** start of Material **

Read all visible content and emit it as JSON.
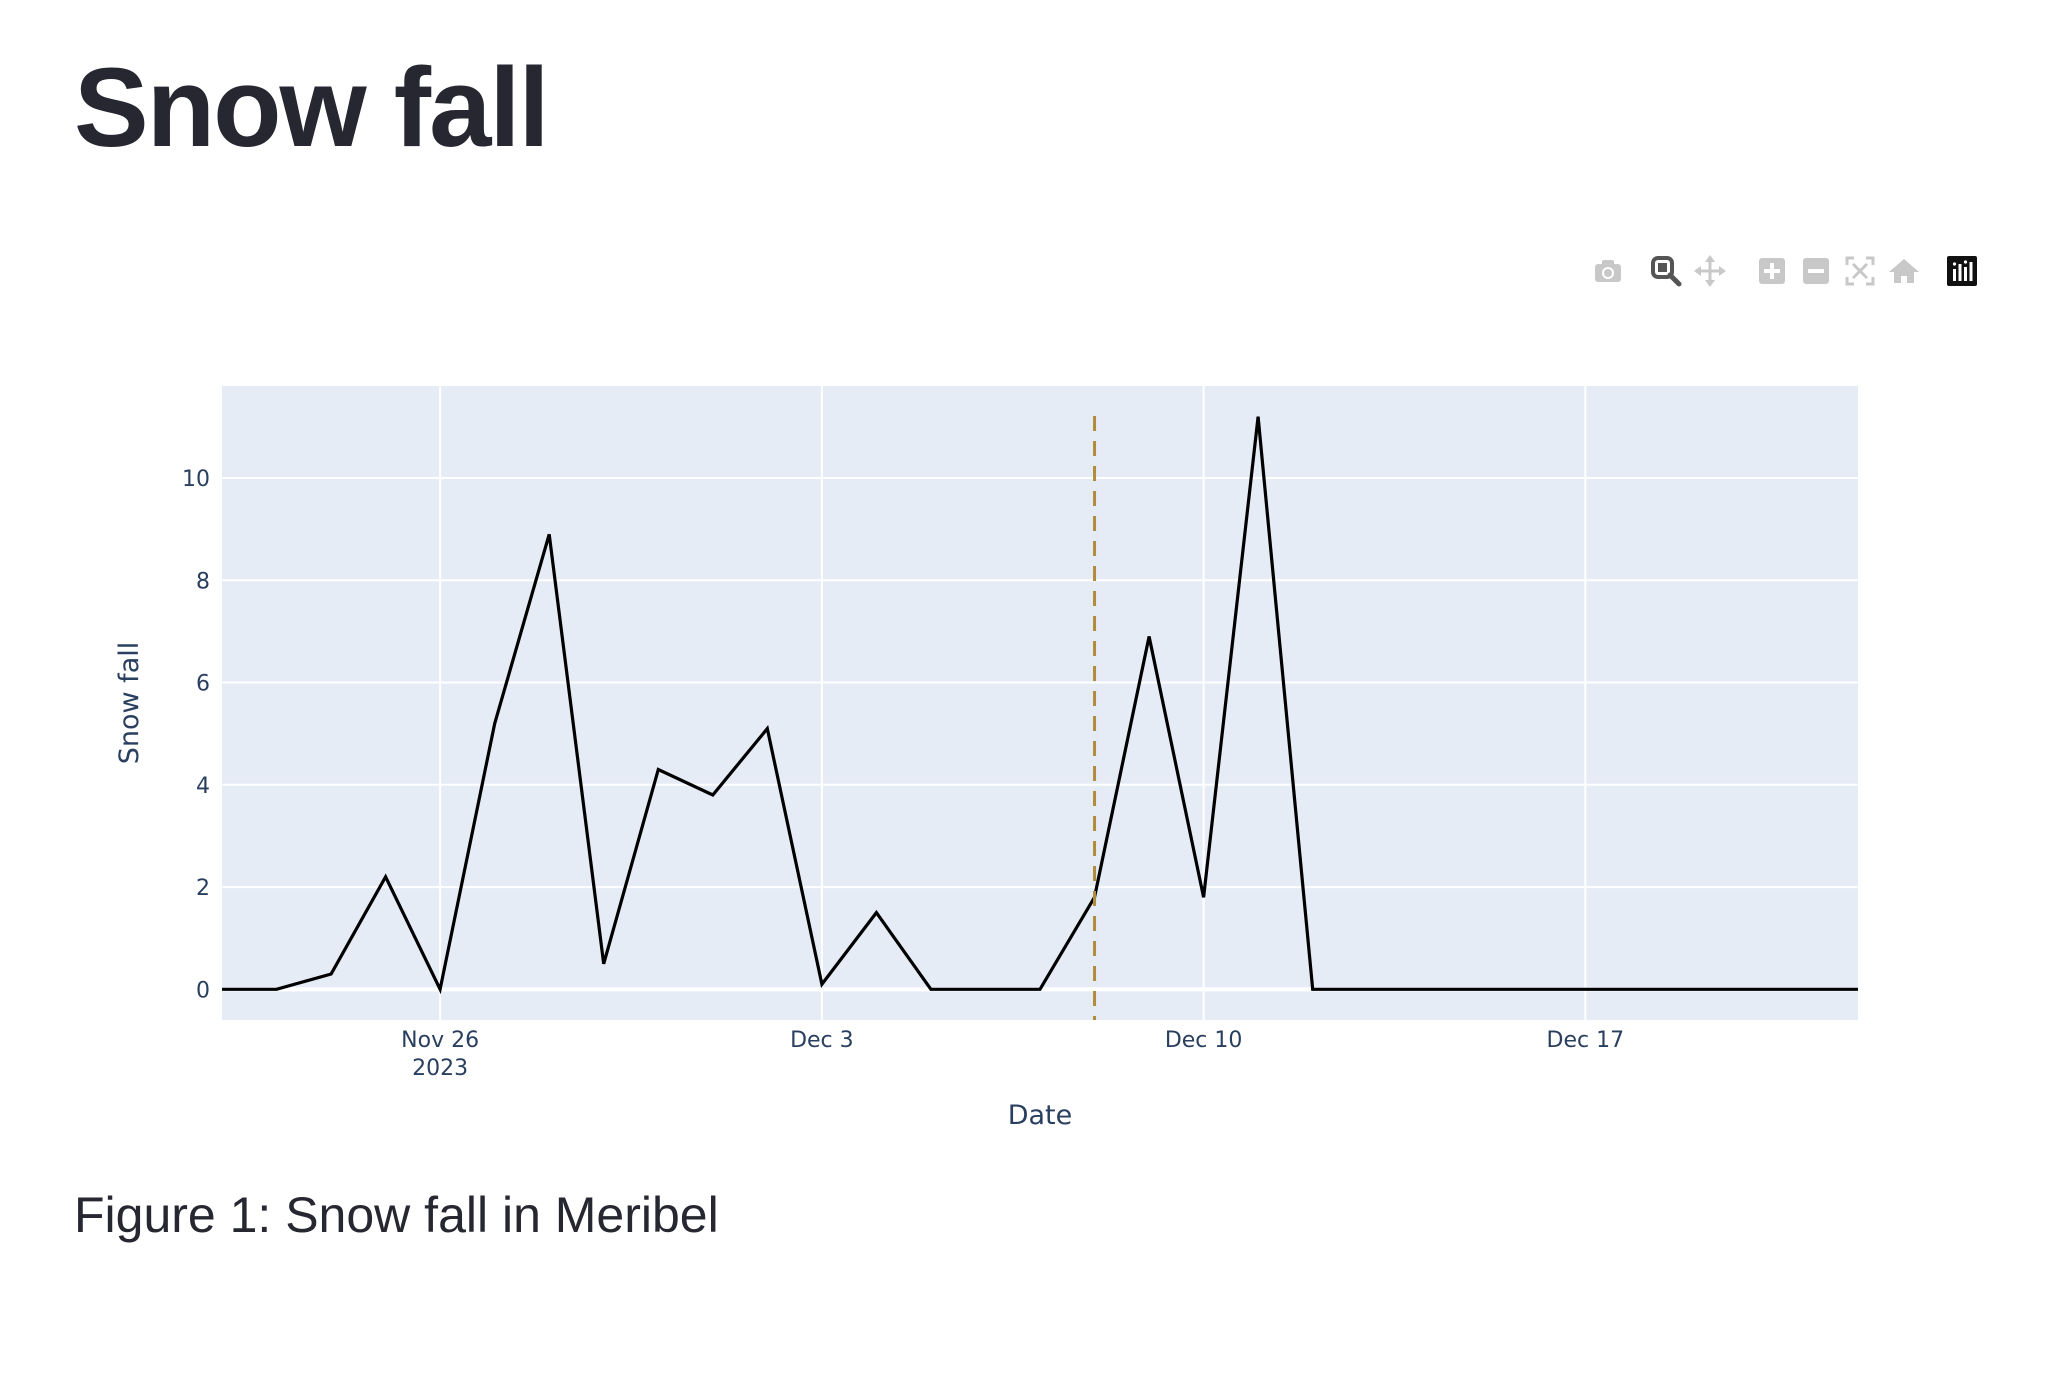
{
  "page": {
    "title": "Snow fall",
    "caption": "Figure 1: Snow fall in Meribel"
  },
  "modebar": {
    "buttons": [
      {
        "name": "camera-icon",
        "label": "Download plot as a png"
      },
      {
        "name": "zoom-icon",
        "label": "Zoom"
      },
      {
        "name": "pan-icon",
        "label": "Pan"
      },
      {
        "name": "zoom-in-icon",
        "label": "Zoom in"
      },
      {
        "name": "zoom-out-icon",
        "label": "Zoom out"
      },
      {
        "name": "autoscale-icon",
        "label": "Autoscale"
      },
      {
        "name": "reset-axes-icon",
        "label": "Reset axes"
      },
      {
        "name": "plotly-logo-icon",
        "label": "Produced with Plotly"
      }
    ],
    "active_button": "zoom-icon"
  },
  "chart_data": {
    "type": "line",
    "title": "",
    "xlabel": "Date",
    "ylabel": "Snow fall",
    "x": [
      "2023-11-22",
      "2023-11-23",
      "2023-11-24",
      "2023-11-25",
      "2023-11-26",
      "2023-11-27",
      "2023-11-28",
      "2023-11-29",
      "2023-11-30",
      "2023-12-01",
      "2023-12-02",
      "2023-12-03",
      "2023-12-04",
      "2023-12-05",
      "2023-12-06",
      "2023-12-07",
      "2023-12-08",
      "2023-12-09",
      "2023-12-10",
      "2023-12-11",
      "2023-12-12",
      "2023-12-13",
      "2023-12-14",
      "2023-12-15",
      "2023-12-16",
      "2023-12-17",
      "2023-12-18",
      "2023-12-19",
      "2023-12-20",
      "2023-12-21",
      "2023-12-22"
    ],
    "series": [
      {
        "values": [
          0,
          0,
          0.3,
          2.2,
          0,
          5.2,
          8.9,
          0.5,
          4.3,
          3.8,
          5.1,
          0.1,
          1.5,
          0,
          0,
          0,
          1.8,
          6.9,
          1.8,
          11.2,
          0,
          0,
          0,
          0,
          0,
          0,
          0,
          0,
          0,
          0,
          0
        ],
        "color": "#000000"
      }
    ],
    "vline": {
      "x": "2023-12-08",
      "color": "#b08d3c",
      "style": "dashed"
    },
    "xlim": [
      "2023-11-22",
      "2023-12-22"
    ],
    "ylim": [
      -0.6,
      11.8
    ],
    "xticks": [
      {
        "x": "2023-11-26",
        "label": "Nov 26",
        "sublabel": "2023"
      },
      {
        "x": "2023-12-03",
        "label": "Dec 3",
        "sublabel": ""
      },
      {
        "x": "2023-12-10",
        "label": "Dec 10",
        "sublabel": ""
      },
      {
        "x": "2023-12-17",
        "label": "Dec 17",
        "sublabel": ""
      }
    ],
    "yticks": [
      0,
      2,
      4,
      6,
      8,
      10
    ],
    "grid": true,
    "legend": "none",
    "colors": {
      "plot_bg": "#e5ecf6",
      "grid": "#ffffff",
      "axis_text": "#2a3f5f"
    }
  }
}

** end of Material **

- Task
Repeat each entry precisely as it appears. Leave the pictures out.

- Exercise result
Read all visible content and emit it as JSON.
{
  "page": {
    "title": "Snow fall",
    "caption": "Figure 1: Snow fall in Meribel"
  },
  "modebar": {
    "buttons": [
      {
        "name": "camera-icon",
        "label": "Download plot as a png"
      },
      {
        "name": "zoom-icon",
        "label": "Zoom"
      },
      {
        "name": "pan-icon",
        "label": "Pan"
      },
      {
        "name": "zoom-in-icon",
        "label": "Zoom in"
      },
      {
        "name": "zoom-out-icon",
        "label": "Zoom out"
      },
      {
        "name": "autoscale-icon",
        "label": "Autoscale"
      },
      {
        "name": "reset-axes-icon",
        "label": "Reset axes"
      },
      {
        "name": "plotly-logo-icon",
        "label": "Produced with Plotly"
      }
    ],
    "active_button": "zoom-icon"
  },
  "chart_data": {
    "type": "line",
    "title": "",
    "xlabel": "Date",
    "ylabel": "Snow fall",
    "x": [
      "2023-11-22",
      "2023-11-23",
      "2023-11-24",
      "2023-11-25",
      "2023-11-26",
      "2023-11-27",
      "2023-11-28",
      "2023-11-29",
      "2023-11-30",
      "2023-12-01",
      "2023-12-02",
      "2023-12-03",
      "2023-12-04",
      "2023-12-05",
      "2023-12-06",
      "2023-12-07",
      "2023-12-08",
      "2023-12-09",
      "2023-12-10",
      "2023-12-11",
      "2023-12-12",
      "2023-12-13",
      "2023-12-14",
      "2023-12-15",
      "2023-12-16",
      "2023-12-17",
      "2023-12-18",
      "2023-12-19",
      "2023-12-20",
      "2023-12-21",
      "2023-12-22"
    ],
    "series": [
      {
        "values": [
          0,
          0,
          0.3,
          2.2,
          0,
          5.2,
          8.9,
          0.5,
          4.3,
          3.8,
          5.1,
          0.1,
          1.5,
          0,
          0,
          0,
          1.8,
          6.9,
          1.8,
          11.2,
          0,
          0,
          0,
          0,
          0,
          0,
          0,
          0,
          0,
          0,
          0
        ],
        "color": "#000000"
      }
    ],
    "vline": {
      "x": "2023-12-08",
      "color": "#b08d3c",
      "style": "dashed"
    },
    "xlim": [
      "2023-11-22",
      "2023-12-22"
    ],
    "ylim": [
      -0.6,
      11.8
    ],
    "xticks": [
      {
        "x": "2023-11-26",
        "label": "Nov 26",
        "sublabel": "2023"
      },
      {
        "x": "2023-12-03",
        "label": "Dec 3",
        "sublabel": ""
      },
      {
        "x": "2023-12-10",
        "label": "Dec 10",
        "sublabel": ""
      },
      {
        "x": "2023-12-17",
        "label": "Dec 17",
        "sublabel": ""
      }
    ],
    "yticks": [
      0,
      2,
      4,
      6,
      8,
      10
    ],
    "grid": true,
    "legend": "none",
    "colors": {
      "plot_bg": "#e5ecf6",
      "grid": "#ffffff",
      "axis_text": "#2a3f5f"
    }
  }
}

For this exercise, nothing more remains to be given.